DIRECTIONS FOR THIS TASK:
Pull out every line with the word "Read".

RECORDS FOR THE EXERCISE:
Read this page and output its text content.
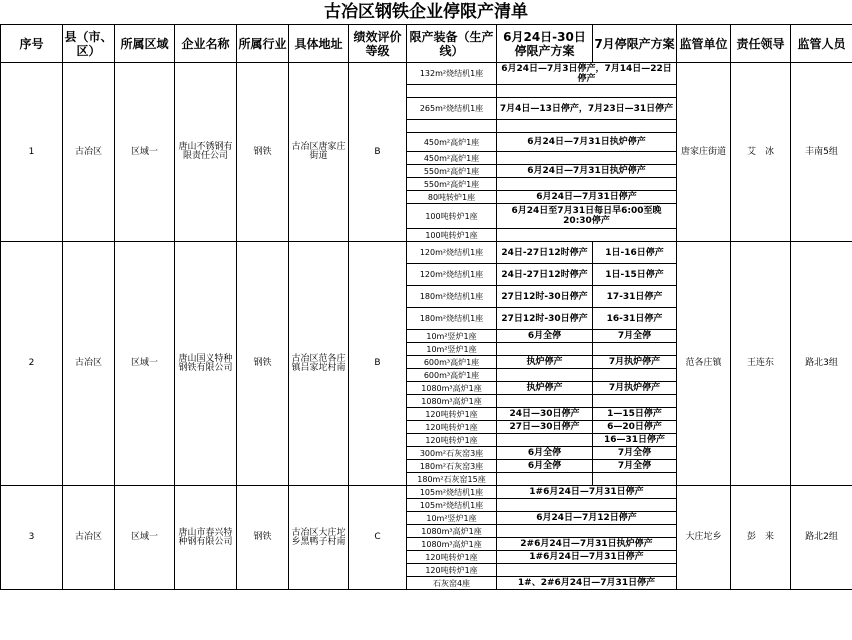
古冶区钢铁企业停限产清单
序号	县（市、区）	所属区域	企业名称	所属行业	具体地址	绩效评价等级	限产装备（生产线）	6月24日-30日停限产方案	7月停限产方案	监管单位	责任领导	监管人员
1	古冶区	区域一	唐山不锈钢有限责任公司	钢铁	古冶区唐家庄街道	B	132m²烧结机1座	6月24日—7月3日停产，7月14日—22日停产		唐家庄街道	艾　冰	丰南5组

							265m²烧结机1座	7月4日—13日停产，7月23日—31日停产				

							450m²高炉1座	6月24日—7月31日执炉停产				
							450m²高炉1座					
							550m²高炉1座	6月24日—7月31日执炉停产				
							550m²高炉1座					
							80吨转炉1座	6月24日—7月31日停产				
							100吨转炉1座	6月24日至7月31日每日早6:00至晚20:30停产				
							100吨转炉1座					
2	古冶区	区域一	唐山国义特种钢铁有限公司	钢铁	古冶区范各庄镇吕家坨村南	B	120m²烧结机1座	24日-27日12时停产	1日-16日停产	范各庄镇	王连东	路北3组
							120m²烧结机1座	24日-27日12时停产	1日-15日停产			
							180m²烧结机1座	27日12时-30日停产	17-31日停产			
							180m²烧结机1座	27日12时-30日停产	16-31日停产			
							10m²竖炉1座	6月全停	7月全停			
							10m²竖炉1座					
							600m³高炉1座	执炉停产	7月执炉停产			
							600m³高炉1座					
							1080m³高炉1座	执炉停产	7月执炉停产			
							1080m³高炉1座					
							120吨转炉1座	24日—30日停产	1—15日停产			
							120吨转炉1座	27日—30日停产	6—20日停产			
							120吨转炉1座		16—31日停产			
							300m²石灰窑3座	6月全停	7月全停			
							180m²石灰窑3座	6月全停	7月全停			
							180m²石灰窑15座					
3	古冶区	区域一	唐山市春兴特种钢有限公司	钢铁	古冶区大庄坨乡黑鸭子村南	C	105m²烧结机1座	1#6月24日—7月31日停产		大庄坨乡	彭　来	路北2组
							105m²烧结机1座					
							10m²竖炉1座	6月24日—7月12日停产				
							1080m³高炉1座					
							1080m³高炉1座	2#6月24日—7月31日执炉停产				
							120吨转炉1座	1#6月24日—7月31日停产				
							120吨转炉1座					
							石灰窑4座	1#、2#6月24日—7月31日停产				
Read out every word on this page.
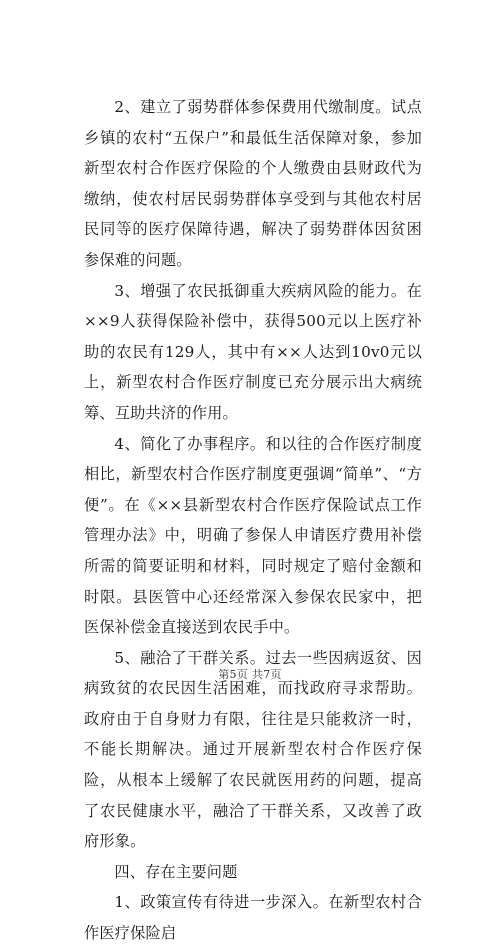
2、建立了弱势群体参保费用代缴制度。试点乡镇的农村“五保户”和最低生活保障对象，参加新型农村合作医疗保险的个人缴费由县财政代为缴纳，使农村居民弱势群体享受到与其他农村居民同等的医疗保障待遇，解决了弱势群体因贫困参保难的问题。

3、增强了农民抵御重大疾病风险的能力。在××9人获得保险补偿中，获得500元以上医疗补助的农民有129人，其中有××人达到10v0元以上，新型农村合作医疗制度已充分展示出大病统筹、互助共济的作用。

4、简化了办事程序。和以往的合作医疗制度相比，新型农村合作医疗制度更强调“简单”、“方便”。在《××县新型农村合作医疗保险试点工作管理办法》中，明确了参保人申请医疗费用补偿所需的简要证明和材料，同时规定了赔付金额和时限。县医管中心还经常深入参保农民家中，把医保补偿金直接送到农民手中。

5、融洽了干群关系。过去一些因病返贫、因病致贫的农民因生活困难，而找政府寻求帮助。政府由于自身财力有限，往往是只能救济一时，不能长期解决。通过开展新型农村合作医疗保险，从根本上缓解了农民就医用药的问题，提高了农民健康水平，融洽了干群关系，又改善了政府形象。

四、存在主要问题

1、政策宣传有待进一步深入。在新型农村合作医疗保险启

第5页 共7页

WRITTEN ANSWER:
Read this page and output its text content.
Read out every word on this page.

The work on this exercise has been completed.